↓↓↓
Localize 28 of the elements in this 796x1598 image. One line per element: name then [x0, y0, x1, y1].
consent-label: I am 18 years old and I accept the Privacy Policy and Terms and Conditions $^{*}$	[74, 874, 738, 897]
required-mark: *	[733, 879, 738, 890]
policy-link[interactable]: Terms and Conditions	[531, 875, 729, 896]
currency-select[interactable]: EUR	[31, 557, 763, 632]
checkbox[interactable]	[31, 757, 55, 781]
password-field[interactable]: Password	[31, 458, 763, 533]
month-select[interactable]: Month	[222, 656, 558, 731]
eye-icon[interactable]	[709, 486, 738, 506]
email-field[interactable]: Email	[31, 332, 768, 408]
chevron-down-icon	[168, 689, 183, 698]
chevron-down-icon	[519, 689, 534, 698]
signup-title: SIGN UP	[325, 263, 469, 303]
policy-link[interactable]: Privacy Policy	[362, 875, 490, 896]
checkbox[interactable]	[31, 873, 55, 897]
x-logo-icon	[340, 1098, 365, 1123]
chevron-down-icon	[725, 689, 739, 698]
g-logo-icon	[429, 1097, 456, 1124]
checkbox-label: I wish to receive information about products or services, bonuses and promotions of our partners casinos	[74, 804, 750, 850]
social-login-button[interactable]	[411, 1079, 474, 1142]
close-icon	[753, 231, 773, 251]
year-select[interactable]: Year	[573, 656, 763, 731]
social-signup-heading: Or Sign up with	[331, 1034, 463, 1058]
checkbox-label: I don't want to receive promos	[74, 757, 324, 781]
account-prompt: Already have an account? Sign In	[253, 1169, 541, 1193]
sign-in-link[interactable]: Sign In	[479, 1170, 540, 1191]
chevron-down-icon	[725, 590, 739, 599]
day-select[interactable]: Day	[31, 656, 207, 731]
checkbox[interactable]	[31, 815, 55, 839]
↑↑↑
■ **What you should do**
Transcribe every line of the material above, character for character, with nothing added or left out.

■ **Solution to the exercise**
Localize 28 of the elements in this 796x1598 image. One line per element: name then [x0, y0, x1, y1].
consent-label: I am 18 years old and I accept the Privacy Policy and Terms and Conditions $^{*}$	[74, 874, 738, 897]
required-mark: *	[733, 879, 738, 890]
policy-link[interactable]: Terms and Conditions	[531, 875, 729, 896]
currency-select[interactable]: EUR	[31, 557, 763, 632]
checkbox[interactable]	[31, 757, 55, 781]
password-field[interactable]: Password	[31, 458, 763, 533]
month-select[interactable]: Month	[222, 656, 558, 731]
eye-icon[interactable]	[709, 486, 738, 506]
email-field[interactable]: Email	[31, 332, 768, 408]
chevron-down-icon	[168, 689, 183, 698]
chevron-down-icon	[519, 689, 534, 698]
signup-title: SIGN UP	[325, 263, 469, 303]
policy-link[interactable]: Privacy Policy	[362, 875, 490, 896]
checkbox[interactable]	[31, 873, 55, 897]
x-logo-icon	[340, 1098, 365, 1123]
chevron-down-icon	[725, 689, 739, 698]
g-logo-icon	[429, 1097, 456, 1124]
checkbox-label: I wish to receive information about products or services, bonuses and promotions of our partners casinos	[74, 804, 750, 850]
social-login-button[interactable]	[411, 1079, 474, 1142]
close-icon	[753, 231, 773, 251]
year-select[interactable]: Year	[573, 656, 763, 731]
social-signup-heading: Or Sign up with	[331, 1034, 463, 1058]
checkbox-label: I don't want to receive promos	[74, 757, 324, 781]
account-prompt: Already have an account? Sign In	[253, 1169, 541, 1193]
sign-in-link[interactable]: Sign In	[479, 1170, 540, 1191]
chevron-down-icon	[725, 590, 739, 599]
day-select[interactable]: Day	[31, 656, 207, 731]
checkbox[interactable]	[31, 815, 55, 839]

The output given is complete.